**INSTRUCTIONS FOR THE TASK**
Go to the line containing "Transcribe this image's" below; retype it and all following lines exactly, and leave out the pictures.
[start THE INPUT]
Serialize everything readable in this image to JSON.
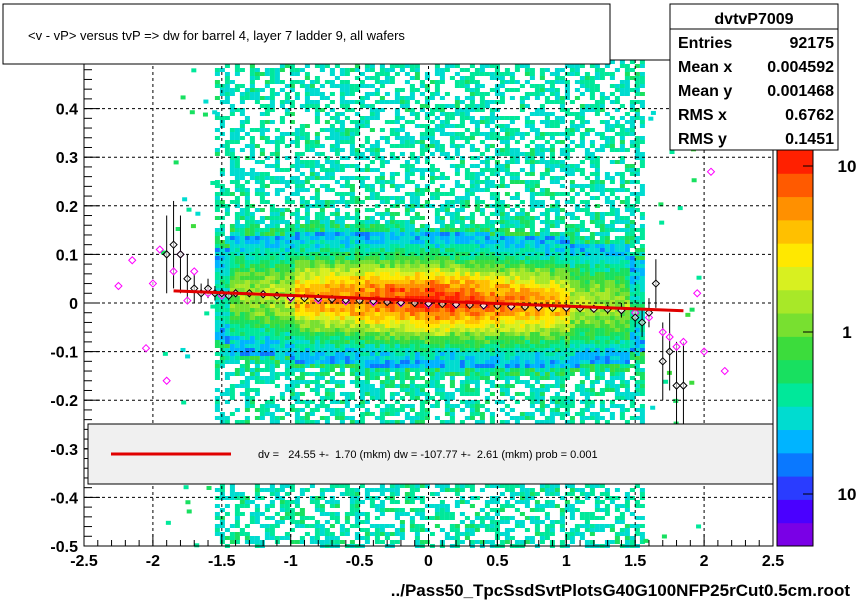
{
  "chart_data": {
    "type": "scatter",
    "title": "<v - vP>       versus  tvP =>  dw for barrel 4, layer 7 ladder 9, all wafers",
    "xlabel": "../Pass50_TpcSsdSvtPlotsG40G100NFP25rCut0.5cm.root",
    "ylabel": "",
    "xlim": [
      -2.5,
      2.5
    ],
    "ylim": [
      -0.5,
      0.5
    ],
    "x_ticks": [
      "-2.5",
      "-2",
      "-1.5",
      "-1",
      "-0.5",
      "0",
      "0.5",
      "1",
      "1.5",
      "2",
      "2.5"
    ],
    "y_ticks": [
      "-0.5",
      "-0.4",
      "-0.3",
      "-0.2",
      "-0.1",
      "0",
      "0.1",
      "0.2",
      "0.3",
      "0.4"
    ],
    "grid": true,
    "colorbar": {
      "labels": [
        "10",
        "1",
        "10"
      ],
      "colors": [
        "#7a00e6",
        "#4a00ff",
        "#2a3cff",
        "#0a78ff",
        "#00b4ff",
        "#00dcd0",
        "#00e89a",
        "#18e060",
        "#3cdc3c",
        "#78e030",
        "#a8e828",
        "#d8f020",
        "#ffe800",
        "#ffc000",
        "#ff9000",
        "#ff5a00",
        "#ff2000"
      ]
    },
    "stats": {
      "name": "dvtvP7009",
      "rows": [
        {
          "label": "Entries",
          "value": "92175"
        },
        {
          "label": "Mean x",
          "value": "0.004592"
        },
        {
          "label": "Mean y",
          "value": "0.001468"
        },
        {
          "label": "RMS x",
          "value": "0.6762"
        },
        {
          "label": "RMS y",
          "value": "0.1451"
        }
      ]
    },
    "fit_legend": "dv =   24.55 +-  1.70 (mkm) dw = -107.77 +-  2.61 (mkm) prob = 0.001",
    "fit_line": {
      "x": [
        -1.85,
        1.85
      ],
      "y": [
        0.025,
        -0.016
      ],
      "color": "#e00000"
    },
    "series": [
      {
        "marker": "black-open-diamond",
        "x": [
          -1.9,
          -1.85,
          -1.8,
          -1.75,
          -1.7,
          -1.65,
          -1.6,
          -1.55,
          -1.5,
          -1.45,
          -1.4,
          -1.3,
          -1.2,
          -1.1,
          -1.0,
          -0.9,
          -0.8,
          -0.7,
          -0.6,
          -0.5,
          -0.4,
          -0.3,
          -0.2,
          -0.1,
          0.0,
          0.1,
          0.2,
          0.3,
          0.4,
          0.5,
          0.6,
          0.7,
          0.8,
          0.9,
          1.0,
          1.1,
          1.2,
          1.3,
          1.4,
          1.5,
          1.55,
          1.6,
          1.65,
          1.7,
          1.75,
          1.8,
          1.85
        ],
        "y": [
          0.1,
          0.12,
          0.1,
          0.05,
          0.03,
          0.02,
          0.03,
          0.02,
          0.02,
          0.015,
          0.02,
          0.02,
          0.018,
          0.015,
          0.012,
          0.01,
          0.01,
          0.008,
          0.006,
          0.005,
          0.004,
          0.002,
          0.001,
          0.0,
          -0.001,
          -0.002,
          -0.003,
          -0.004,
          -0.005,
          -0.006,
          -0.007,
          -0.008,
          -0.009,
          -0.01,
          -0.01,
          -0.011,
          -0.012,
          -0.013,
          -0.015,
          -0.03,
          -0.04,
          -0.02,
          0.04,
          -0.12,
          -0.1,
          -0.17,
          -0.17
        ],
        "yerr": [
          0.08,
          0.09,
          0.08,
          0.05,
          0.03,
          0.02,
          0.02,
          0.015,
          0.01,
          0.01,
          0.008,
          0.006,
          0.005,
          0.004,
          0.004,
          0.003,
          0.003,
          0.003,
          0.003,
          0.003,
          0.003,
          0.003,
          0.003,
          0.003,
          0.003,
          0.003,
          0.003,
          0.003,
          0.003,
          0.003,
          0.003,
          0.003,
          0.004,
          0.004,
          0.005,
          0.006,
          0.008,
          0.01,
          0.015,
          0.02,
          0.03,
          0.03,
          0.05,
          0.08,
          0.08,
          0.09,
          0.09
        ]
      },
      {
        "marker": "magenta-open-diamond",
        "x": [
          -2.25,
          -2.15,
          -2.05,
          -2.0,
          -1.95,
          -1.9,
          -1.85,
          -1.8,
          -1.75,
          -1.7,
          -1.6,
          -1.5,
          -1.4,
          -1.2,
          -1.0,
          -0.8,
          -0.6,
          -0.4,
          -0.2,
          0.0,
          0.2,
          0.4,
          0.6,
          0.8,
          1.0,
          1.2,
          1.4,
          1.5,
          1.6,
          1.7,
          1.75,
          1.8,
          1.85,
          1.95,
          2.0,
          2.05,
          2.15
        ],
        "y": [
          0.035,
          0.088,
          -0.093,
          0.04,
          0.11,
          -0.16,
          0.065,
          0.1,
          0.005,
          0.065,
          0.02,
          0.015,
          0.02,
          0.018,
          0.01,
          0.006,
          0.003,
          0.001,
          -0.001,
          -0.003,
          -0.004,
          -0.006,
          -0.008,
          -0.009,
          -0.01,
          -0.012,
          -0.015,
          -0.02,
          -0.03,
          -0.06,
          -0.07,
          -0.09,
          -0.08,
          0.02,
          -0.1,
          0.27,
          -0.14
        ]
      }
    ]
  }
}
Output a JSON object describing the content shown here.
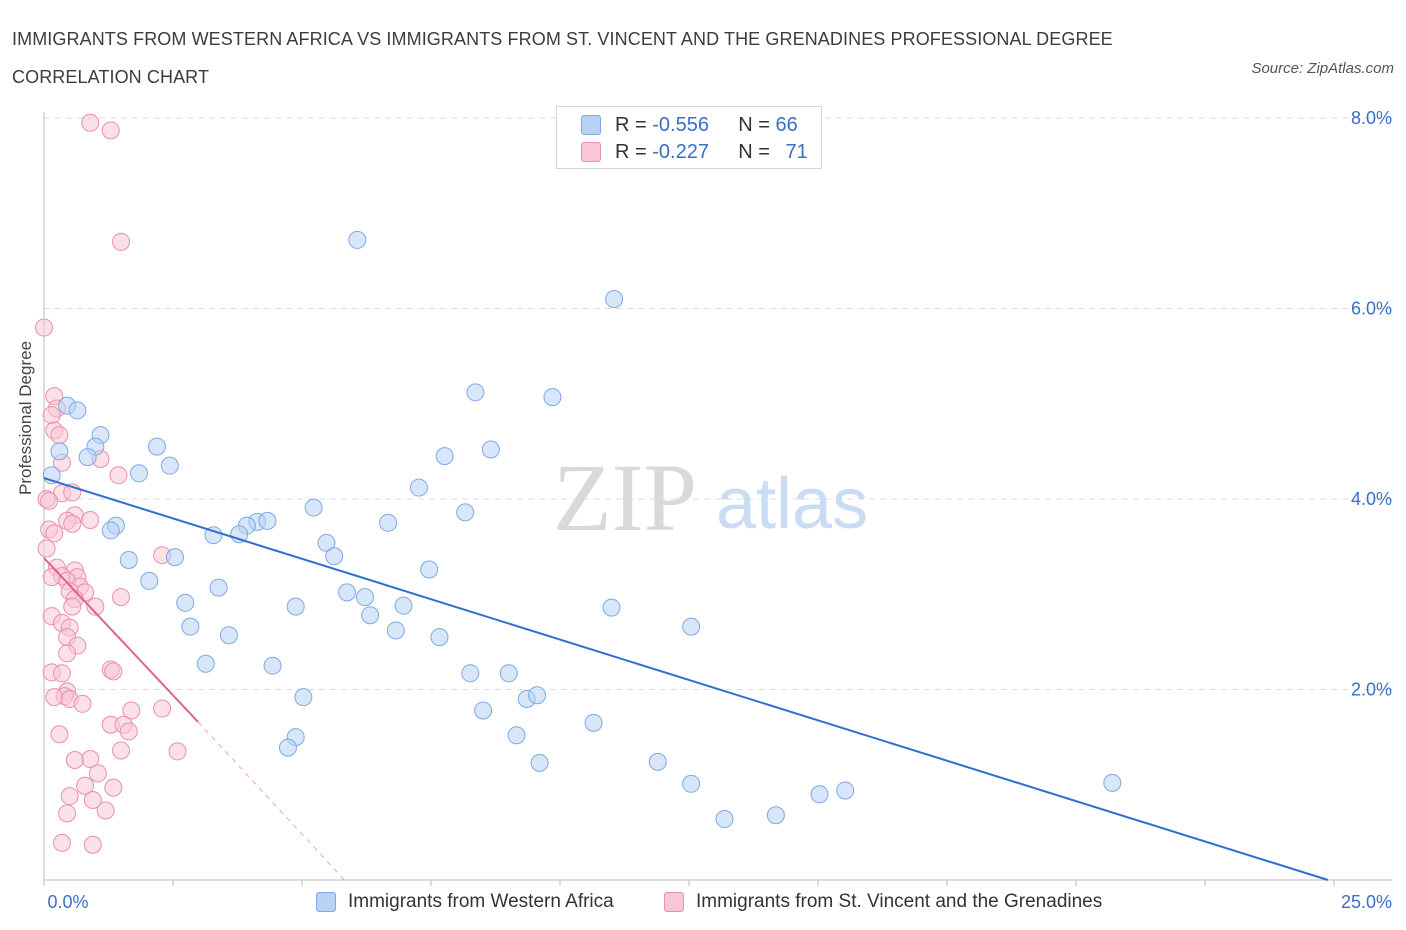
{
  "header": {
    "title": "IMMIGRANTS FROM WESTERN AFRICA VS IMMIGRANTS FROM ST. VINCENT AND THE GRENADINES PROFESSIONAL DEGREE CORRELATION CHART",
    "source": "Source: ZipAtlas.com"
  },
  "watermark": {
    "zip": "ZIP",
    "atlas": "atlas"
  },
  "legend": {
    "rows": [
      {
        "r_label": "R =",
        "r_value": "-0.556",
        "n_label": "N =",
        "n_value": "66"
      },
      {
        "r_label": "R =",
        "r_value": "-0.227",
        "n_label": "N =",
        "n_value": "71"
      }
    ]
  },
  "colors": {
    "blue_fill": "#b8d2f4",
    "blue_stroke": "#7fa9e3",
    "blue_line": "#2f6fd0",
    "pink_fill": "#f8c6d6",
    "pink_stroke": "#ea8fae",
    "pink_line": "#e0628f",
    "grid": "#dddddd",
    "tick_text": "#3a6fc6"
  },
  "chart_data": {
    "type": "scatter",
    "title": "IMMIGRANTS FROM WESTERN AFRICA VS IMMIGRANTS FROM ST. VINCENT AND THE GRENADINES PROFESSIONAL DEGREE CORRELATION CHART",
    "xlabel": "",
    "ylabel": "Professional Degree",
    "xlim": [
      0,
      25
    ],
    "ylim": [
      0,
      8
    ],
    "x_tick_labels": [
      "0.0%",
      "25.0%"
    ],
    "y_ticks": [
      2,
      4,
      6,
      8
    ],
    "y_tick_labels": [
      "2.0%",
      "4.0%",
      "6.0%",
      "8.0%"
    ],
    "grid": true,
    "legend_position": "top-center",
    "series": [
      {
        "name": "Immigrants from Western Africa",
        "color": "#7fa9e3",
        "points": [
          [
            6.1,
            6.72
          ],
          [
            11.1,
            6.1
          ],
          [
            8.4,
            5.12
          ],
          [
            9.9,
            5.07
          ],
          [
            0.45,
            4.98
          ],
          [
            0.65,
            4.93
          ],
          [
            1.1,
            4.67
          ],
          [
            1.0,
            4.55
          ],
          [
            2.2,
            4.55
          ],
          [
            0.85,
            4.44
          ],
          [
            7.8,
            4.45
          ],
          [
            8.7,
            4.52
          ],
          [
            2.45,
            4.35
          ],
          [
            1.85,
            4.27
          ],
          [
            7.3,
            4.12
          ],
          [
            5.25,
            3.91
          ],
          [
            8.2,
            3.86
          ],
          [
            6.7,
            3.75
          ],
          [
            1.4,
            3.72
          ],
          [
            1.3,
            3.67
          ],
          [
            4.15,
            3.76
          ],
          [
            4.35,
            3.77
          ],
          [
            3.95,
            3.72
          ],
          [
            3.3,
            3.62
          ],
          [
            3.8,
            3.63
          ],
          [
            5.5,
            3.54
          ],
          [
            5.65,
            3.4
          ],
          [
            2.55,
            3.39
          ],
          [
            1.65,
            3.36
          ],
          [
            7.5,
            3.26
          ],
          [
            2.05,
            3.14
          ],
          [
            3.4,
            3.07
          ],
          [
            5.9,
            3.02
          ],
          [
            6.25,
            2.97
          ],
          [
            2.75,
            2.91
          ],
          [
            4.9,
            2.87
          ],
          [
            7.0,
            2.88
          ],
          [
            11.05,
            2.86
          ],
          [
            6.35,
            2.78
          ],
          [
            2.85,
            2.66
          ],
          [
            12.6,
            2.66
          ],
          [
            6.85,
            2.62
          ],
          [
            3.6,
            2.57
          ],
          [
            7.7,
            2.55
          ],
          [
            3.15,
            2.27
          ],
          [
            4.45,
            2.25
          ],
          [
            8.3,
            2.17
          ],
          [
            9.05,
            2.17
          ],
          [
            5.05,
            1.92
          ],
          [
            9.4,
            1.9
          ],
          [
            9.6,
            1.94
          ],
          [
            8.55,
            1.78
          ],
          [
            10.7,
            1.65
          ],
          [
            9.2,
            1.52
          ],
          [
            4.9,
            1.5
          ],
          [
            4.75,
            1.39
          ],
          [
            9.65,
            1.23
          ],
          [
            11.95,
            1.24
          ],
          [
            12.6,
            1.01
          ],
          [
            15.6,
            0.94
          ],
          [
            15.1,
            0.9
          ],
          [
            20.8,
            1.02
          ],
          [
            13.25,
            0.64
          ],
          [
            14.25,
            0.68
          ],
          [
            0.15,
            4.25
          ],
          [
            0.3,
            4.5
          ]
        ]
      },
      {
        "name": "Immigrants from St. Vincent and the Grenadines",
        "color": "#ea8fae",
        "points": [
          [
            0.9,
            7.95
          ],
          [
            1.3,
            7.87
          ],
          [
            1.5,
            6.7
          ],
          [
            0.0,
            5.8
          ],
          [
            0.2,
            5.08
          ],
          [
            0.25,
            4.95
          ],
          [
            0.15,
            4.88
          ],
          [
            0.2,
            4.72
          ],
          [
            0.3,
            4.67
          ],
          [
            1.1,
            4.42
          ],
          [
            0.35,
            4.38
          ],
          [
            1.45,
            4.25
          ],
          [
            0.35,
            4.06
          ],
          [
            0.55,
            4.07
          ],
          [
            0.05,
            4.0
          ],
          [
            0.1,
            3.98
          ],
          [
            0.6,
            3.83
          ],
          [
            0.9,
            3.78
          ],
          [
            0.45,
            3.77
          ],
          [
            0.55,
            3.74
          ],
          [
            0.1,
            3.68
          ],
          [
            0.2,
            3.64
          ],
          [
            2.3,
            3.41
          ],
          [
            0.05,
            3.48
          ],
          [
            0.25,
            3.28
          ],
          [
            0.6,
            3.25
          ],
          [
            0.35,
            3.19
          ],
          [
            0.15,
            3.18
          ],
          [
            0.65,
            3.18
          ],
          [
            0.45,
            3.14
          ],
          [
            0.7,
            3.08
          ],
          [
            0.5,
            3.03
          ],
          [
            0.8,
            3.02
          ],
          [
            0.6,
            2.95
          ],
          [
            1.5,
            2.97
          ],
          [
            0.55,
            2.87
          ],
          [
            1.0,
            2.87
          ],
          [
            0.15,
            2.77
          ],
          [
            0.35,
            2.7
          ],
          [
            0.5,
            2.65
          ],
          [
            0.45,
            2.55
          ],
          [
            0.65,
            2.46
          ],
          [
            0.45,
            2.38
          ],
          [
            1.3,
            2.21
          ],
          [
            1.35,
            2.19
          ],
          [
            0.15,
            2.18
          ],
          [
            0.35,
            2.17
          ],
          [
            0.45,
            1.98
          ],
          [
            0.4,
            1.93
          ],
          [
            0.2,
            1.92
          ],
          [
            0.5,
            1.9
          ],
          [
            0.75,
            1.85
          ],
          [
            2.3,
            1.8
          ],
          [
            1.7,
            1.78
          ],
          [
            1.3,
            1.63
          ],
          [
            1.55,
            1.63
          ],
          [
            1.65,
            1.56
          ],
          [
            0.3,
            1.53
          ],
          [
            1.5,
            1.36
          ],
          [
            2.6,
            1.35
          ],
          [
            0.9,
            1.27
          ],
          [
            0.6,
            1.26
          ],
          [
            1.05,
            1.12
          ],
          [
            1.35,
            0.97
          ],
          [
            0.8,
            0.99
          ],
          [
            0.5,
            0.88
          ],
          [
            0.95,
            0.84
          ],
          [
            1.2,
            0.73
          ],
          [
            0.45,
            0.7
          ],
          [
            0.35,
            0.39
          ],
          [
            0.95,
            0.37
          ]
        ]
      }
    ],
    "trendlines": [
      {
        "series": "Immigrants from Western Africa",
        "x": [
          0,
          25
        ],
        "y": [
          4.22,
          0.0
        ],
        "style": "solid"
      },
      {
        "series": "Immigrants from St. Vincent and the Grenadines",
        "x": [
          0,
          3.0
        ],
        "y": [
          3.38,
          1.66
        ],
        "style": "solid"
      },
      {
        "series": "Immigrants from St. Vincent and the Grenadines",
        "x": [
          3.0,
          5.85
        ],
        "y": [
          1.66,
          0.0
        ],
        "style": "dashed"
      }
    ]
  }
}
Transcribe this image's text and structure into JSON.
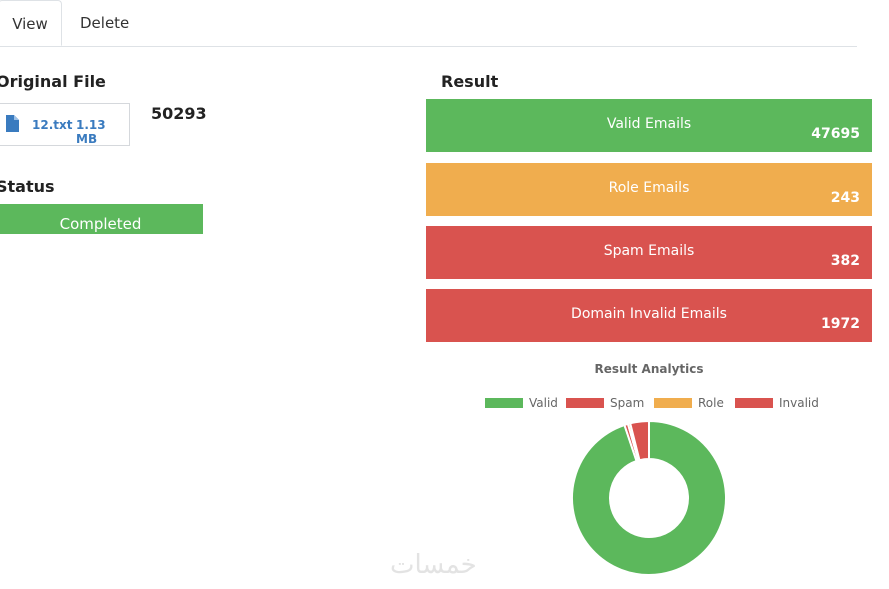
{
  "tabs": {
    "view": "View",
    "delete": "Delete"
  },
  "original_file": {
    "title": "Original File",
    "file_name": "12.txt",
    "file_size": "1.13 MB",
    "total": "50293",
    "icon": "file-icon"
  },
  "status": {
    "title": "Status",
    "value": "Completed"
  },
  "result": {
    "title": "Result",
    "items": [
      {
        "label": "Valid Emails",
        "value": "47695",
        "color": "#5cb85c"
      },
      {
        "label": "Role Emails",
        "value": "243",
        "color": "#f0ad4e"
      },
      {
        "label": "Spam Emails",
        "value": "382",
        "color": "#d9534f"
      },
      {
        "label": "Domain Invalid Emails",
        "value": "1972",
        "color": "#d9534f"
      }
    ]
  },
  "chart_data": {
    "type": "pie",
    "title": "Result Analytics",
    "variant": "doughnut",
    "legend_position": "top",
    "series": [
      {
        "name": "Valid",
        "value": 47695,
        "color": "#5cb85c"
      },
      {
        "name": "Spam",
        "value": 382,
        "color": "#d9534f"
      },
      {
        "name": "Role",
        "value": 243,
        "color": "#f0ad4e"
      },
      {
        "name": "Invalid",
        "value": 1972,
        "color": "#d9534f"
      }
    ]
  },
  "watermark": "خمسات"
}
[end THE INPUT]
**SOLUTION TO THE EXERCISE**
Transcribe this image's text and structure into JSON.
{
  "tabs": {
    "view": "View",
    "delete": "Delete"
  },
  "original_file": {
    "title": "Original File",
    "file_name": "12.txt",
    "file_size": "1.13 MB",
    "total": "50293",
    "icon": "file-icon"
  },
  "status": {
    "title": "Status",
    "value": "Completed"
  },
  "result": {
    "title": "Result",
    "items": [
      {
        "label": "Valid Emails",
        "value": "47695",
        "color": "#5cb85c"
      },
      {
        "label": "Role Emails",
        "value": "243",
        "color": "#f0ad4e"
      },
      {
        "label": "Spam Emails",
        "value": "382",
        "color": "#d9534f"
      },
      {
        "label": "Domain Invalid Emails",
        "value": "1972",
        "color": "#d9534f"
      }
    ]
  },
  "chart_data": {
    "type": "pie",
    "title": "Result Analytics",
    "variant": "doughnut",
    "legend_position": "top",
    "series": [
      {
        "name": "Valid",
        "value": 47695,
        "color": "#5cb85c"
      },
      {
        "name": "Spam",
        "value": 382,
        "color": "#d9534f"
      },
      {
        "name": "Role",
        "value": 243,
        "color": "#f0ad4e"
      },
      {
        "name": "Invalid",
        "value": 1972,
        "color": "#d9534f"
      }
    ]
  },
  "watermark": "خمسات"
}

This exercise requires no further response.